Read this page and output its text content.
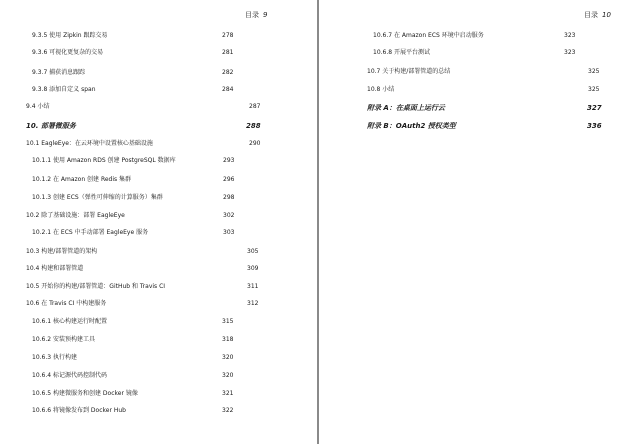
目录 9
9.3.5 使用 Zipkin 跟踪交易	278
9.3.6 可视化更复杂的交易	281
9.3.7 捕获消息跟踪	282
9.3.8 添加自定义 span	284
9.4 小结	287
10. 部署微服务	288
10.1 EagleEye：在云环境中设置核心基础设施	290
10.1.1 使用 Amazon RDS 创建 PostgreSQL 数据库	293
10.1.2 在 Amazon 创建 Redis 集群	296
10.1.3 创建 ECS（弹性可伸缩的计算服务）集群	298
10.2 除了基础设施：部署 EagleEye	302
10.2.1 在 ECS 中手动部署 EagleEye 服务	303
10.3 构建/部署管道的架构	305
10.4 构建和部署管道	309
10.5 开始你的构建/部署管道：GitHub 和 Travis CI	311
10.6 在 Travis CI 中构建服务	312
10.6.1 核心构建运行时配置	315
10.6.2 安装预构建工具	318
10.6.3 执行构建	320
10.6.4 标记源代码控制代码	320
10.6.5 构建微服务和创建 Docker 镜像	321
10.6.6 将镜像发布到 Docker Hub	322
目录 10
10.6.7 在 Amazon ECS 环境中启动服务	323
10.6.8 开展平台测试	323
10.7 关于构建/部署管道的总结	325
10.8 小结	325
附录 A：在桌面上运行云	327
附录 B：OAuth2 授权类型	336
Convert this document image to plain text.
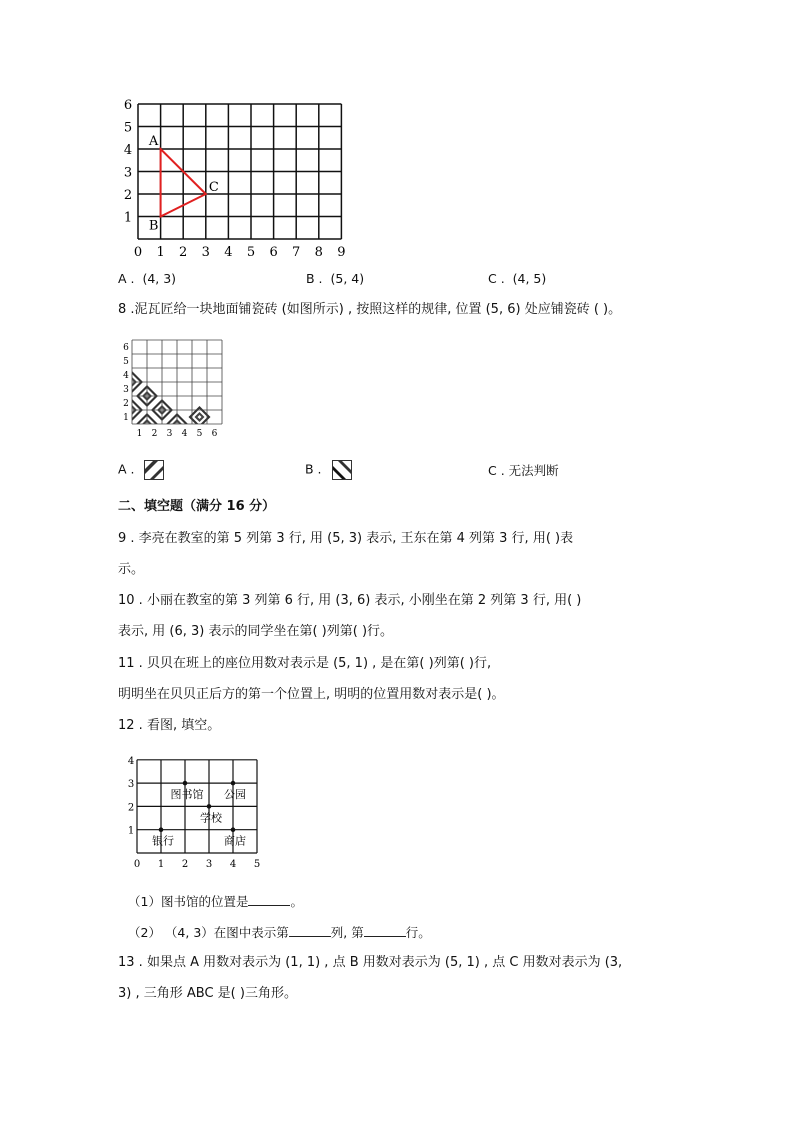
0 1 2 3 4 5 6 7 8 9
1
2
3
4
5
6
A
B
C
A . (4, 3)	B . (5, 4)	C . (4, 5)
8 .泥瓦匠给一块地面铺瓷砖 (如图所示) , 按照这样的规律, 位置 (5, 6) 处应铺瓷砖 ( )。
1 2 3 4 5 6
1
2
3
4
5
6
A .	B .	C . 无法判断
二、填空题（满分 16 分）
9 . 李亮在教室的第 5 列第 3 行, 用 (5, 3) 表示, 王东在第 4 列第 3 行, 用( )表
示。
10 . 小丽在教室的第 3 列第 6 行, 用 (3, 6) 表示, 小刚坐在第 2 列第 3 行, 用( )
表示, 用 (6, 3) 表示的同学坐在第( )列第( )行。
11 . 贝贝在班上的座位用数对表示是 (5, 1) , 是在第( )列第( )行,
明明坐在贝贝正后方的第一个位置上, 明明的位置用数对表示是( )。
12 . 看图, 填空。
0 1 2 3 4 5
1
2
3
4
图书馆 公园
学校
银行	商店
（1）图书馆的位置是	。
（2） （4, 3）在图中表示第	列, 第	行。
13 . 如果点 A 用数对表示为 (1, 1) , 点 B 用数对表示为 (5, 1) , 点 C 用数对表示为 (3,
3) , 三角形 ABC 是( )三角形。
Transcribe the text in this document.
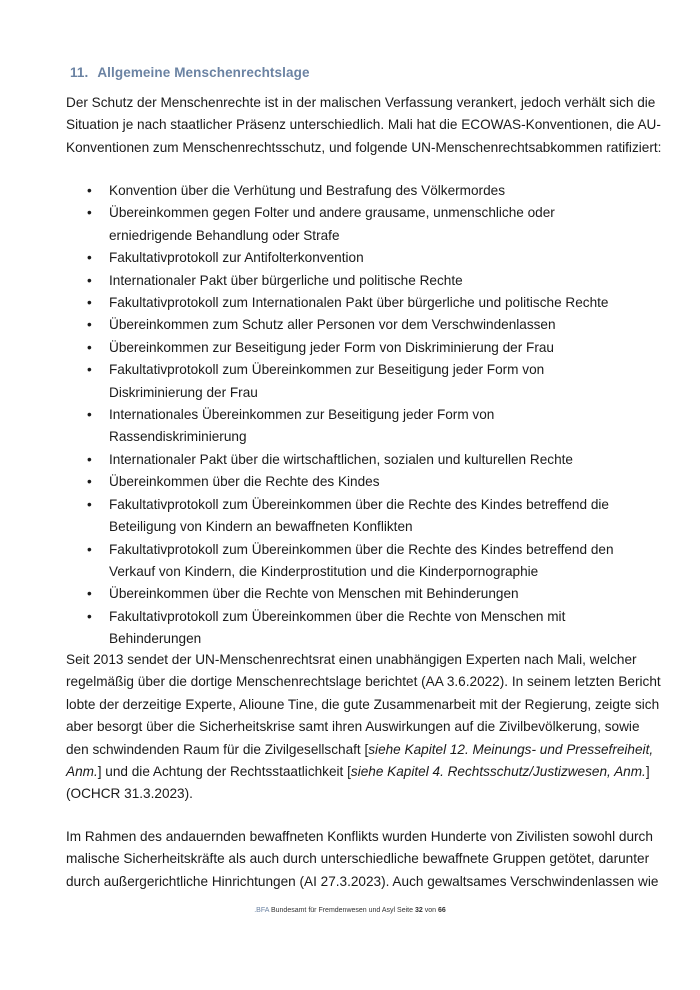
11. Allgemeine Menschenrechtslage
Der Schutz der Menschenrechte ist in der malischen Verfassung verankert, jedoch verhält sich die
Situation je nach staatlicher Präsenz unterschiedlich. Mali hat die ECOWAS-Konventionen, die AU-
Konventionen zum Menschenrechtsschutz, und folgende UN-Menschenrechtsabkommen ratifiziert:
• Konvention über die Verhütung und Bestrafung des Völkermordes
• Übereinkommen gegen Folter und andere grausame, unmenschliche oder erniedrigende Behandlung oder Strafe
• Fakultativprotokoll zur Antifolterkonvention
• Internationaler Pakt über bürgerliche und politische Rechte
• Fakultativprotokoll zum Internationalen Pakt über bürgerliche und politische Rechte
• Übereinkommen zum Schutz aller Personen vor dem Verschwindenlassen
• Übereinkommen zur Beseitigung jeder Form von Diskriminierung der Frau
• Fakultativprotokoll zum Übereinkommen zur Beseitigung jeder Form von Diskriminierung der Frau
• Internationales Übereinkommen zur Beseitigung jeder Form von Rassendiskriminierung
• Internationaler Pakt über die wirtschaftlichen, sozialen und kulturellen Rechte
• Übereinkommen über die Rechte des Kindes
• Fakultativprotokoll zum Übereinkommen über die Rechte des Kindes betreffend die Beteiligung von Kindern an bewaffneten Konflikten
• Fakultativprotokoll zum Übereinkommen über die Rechte des Kindes betreffend den Verkauf von Kindern, die Kinderprostitution und die Kinderpornographie
• Übereinkommen über die Rechte von Menschen mit Behinderungen
• Fakultativprotokoll zum Übereinkommen über die Rechte von Menschen mit Behinderungen
Seit 2013 sendet der UN-Menschenrechtsrat einen unabhängigen Experten nach Mali, welcher
regelmäßig über die dortige Menschenrechtslage berichtet (AA 3.6.2022). In seinem letzten Bericht
lobte der derzeitige Experte, Alioune Tine, die gute Zusammenarbeit mit der Regierung, zeigte sich
aber besorgt über die Sicherheitskrise samt ihren Auswirkungen auf die Zivilbevölkerung, sowie
den schwindenden Raum für die Zivilgesellschaft [siehe Kapitel 12. Meinungs- und Pressefreiheit,
Anm.] und die Achtung der Rechtsstaatlichkeit [siehe Kapitel 4. Rechtsschutz/Justizwesen, Anm.]
(OCHCR 31.3.2023).
Im Rahmen des andauernden bewaffneten Konflikts wurden Hunderte von Zivilisten sowohl durch
malische Sicherheitskräfte als auch durch unterschiedliche bewaffnete Gruppen getötet, darunter
durch außergerichtliche Hinrichtungen (AI 27.3.2023). Auch gewaltsames Verschwindenlassen wie
.BFA Bundesamt für Fremdenwesen und Asyl Seite 32 von 66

───

Only the number should be given: how many lines of the data contain the word "Fakultativprotokoll"?

Solved exercise:
6